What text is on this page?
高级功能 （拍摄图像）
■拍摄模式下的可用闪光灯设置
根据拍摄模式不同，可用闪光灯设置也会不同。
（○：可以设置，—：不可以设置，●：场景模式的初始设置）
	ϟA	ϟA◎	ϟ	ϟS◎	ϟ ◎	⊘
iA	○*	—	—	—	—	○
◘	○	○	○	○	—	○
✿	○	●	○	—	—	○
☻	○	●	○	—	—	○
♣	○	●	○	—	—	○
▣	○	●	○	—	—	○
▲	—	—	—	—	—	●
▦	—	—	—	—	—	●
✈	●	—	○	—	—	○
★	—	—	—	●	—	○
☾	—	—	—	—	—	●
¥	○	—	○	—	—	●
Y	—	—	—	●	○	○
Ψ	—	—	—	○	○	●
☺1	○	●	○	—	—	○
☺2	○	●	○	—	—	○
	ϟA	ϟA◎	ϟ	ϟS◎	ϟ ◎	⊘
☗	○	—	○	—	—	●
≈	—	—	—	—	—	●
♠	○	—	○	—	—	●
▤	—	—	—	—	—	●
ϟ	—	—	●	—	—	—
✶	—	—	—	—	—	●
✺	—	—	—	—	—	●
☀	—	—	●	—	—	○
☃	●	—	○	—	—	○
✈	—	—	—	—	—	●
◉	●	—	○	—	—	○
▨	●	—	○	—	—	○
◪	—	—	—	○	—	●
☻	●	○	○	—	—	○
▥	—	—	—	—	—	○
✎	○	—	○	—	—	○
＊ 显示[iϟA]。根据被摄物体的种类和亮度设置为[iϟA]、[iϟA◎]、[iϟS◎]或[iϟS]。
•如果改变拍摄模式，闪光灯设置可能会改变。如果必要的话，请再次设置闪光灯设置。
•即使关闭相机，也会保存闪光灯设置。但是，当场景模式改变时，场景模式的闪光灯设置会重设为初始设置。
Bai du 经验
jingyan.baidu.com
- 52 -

++++++++++++++++++++

SHORT TASK: Give an exact copy of all the data shown above.

SOLUTION FOR THIS EXERCISE:
What text is on this page?
高级功能 （拍摄图像）
■拍摄模式下的可用闪光灯设置
根据拍摄模式不同，可用闪光灯设置也会不同。
（○：可以设置，—：不可以设置，●：场景模式的初始设置）
	ϟA	ϟA◎	ϟ	ϟS◎	ϟ ◎	⊘
iA	○*	—	—	—	—	○
◘	○	○	○	○	—	○
✿	○	●	○	—	—	○
☻	○	●	○	—	—	○
♣	○	●	○	—	—	○
▣	○	●	○	—	—	○
▲	—	—	—	—	—	●
▦	—	—	—	—	—	●
✈	●	—	○	—	—	○
★	—	—	—	●	—	○
☾	—	—	—	—	—	●
¥	○	—	○	—	—	●
Y	—	—	—	●	○	○
Ψ	—	—	—	○	○	●
☺1	○	●	○	—	—	○
☺2	○	●	○	—	—	○
	ϟA	ϟA◎	ϟ	ϟS◎	ϟ ◎	⊘
☗	○	—	○	—	—	●
≈	—	—	—	—	—	●
♠	○	—	○	—	—	●
▤	—	—	—	—	—	●
ϟ	—	—	●	—	—	—
✶	—	—	—	—	—	●
✺	—	—	—	—	—	●
☀	—	—	●	—	—	○
☃	●	—	○	—	—	○
✈	—	—	—	—	—	●
◉	●	—	○	—	—	○
▨	●	—	○	—	—	○
◪	—	—	—	○	—	●
☻	●	○	○	—	—	○
▥	—	—	—	—	—	○
✎	○	—	○	—	—	○
＊ 显示[iϟA]。根据被摄物体的种类和亮度设置为[iϟA]、[iϟA◎]、[iϟS◎]或[iϟS]。
•如果改变拍摄模式，闪光灯设置可能会改变。如果必要的话，请再次设置闪光灯设置。
•即使关闭相机，也会保存闪光灯设置。但是，当场景模式改变时，场景模式的闪光灯设置会重设为初始设置。
Bai du 经验
jingyan.baidu.com
- 52 -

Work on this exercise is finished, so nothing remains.